#### Records shown:
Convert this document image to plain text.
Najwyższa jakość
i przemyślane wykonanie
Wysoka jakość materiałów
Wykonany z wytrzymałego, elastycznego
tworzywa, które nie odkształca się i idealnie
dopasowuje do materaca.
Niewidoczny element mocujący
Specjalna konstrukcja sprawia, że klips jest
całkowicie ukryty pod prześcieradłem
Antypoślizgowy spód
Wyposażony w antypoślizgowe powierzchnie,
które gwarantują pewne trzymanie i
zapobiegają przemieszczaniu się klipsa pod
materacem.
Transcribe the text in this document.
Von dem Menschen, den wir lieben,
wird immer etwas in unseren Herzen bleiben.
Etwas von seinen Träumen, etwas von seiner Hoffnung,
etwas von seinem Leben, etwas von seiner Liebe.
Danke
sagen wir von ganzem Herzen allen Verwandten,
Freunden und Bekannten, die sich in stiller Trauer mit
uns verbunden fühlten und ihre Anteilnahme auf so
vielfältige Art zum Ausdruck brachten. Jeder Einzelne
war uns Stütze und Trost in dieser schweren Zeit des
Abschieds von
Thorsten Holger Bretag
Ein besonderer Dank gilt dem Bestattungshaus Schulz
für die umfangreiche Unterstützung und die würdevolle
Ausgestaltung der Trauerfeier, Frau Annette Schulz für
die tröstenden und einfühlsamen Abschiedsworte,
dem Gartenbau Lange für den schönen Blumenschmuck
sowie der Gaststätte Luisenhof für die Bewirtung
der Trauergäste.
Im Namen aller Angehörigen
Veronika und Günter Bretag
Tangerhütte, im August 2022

#### What you need to do:
Your task is to extract all of the records exactly.

#### Exercise solution:
Convert this document image to plain text.
Najwyższa jakość
i przemyślane wykonanie
Wysoka jakość materiałów
Wykonany z wytrzymałego, elastycznego
tworzywa, które nie odkształca się i idealnie
dopasowuje do materaca.
Niewidoczny element mocujący
Specjalna konstrukcja sprawia, że klips jest
całkowicie ukryty pod prześcieradłem
Antypoślizgowy spód
Wyposażony w antypoślizgowe powierzchnie,
które gwarantują pewne trzymanie i
zapobiegają przemieszczaniu się klipsa pod
materacem.
Transcribe the text in this document.
Von dem Menschen, den wir lieben,
wird immer etwas in unseren Herzen bleiben.
Etwas von seinen Träumen, etwas von seiner Hoffnung,
etwas von seinem Leben, etwas von seiner Liebe.
Danke
sagen wir von ganzem Herzen allen Verwandten,
Freunden und Bekannten, die sich in stiller Trauer mit
uns verbunden fühlten und ihre Anteilnahme auf so
vielfältige Art zum Ausdruck brachten. Jeder Einzelne
war uns Stütze und Trost in dieser schweren Zeit des
Abschieds von
Thorsten Holger Bretag
Ein besonderer Dank gilt dem Bestattungshaus Schulz
für die umfangreiche Unterstützung und die würdevolle
Ausgestaltung der Trauerfeier, Frau Annette Schulz für
die tröstenden und einfühlsamen Abschiedsworte,
dem Gartenbau Lange für den schönen Blumenschmuck
sowie der Gaststätte Luisenhof für die Bewirtung
der Trauergäste.
Im Namen aller Angehörigen
Veronika und Günter Bretag
Tangerhütte, im August 2022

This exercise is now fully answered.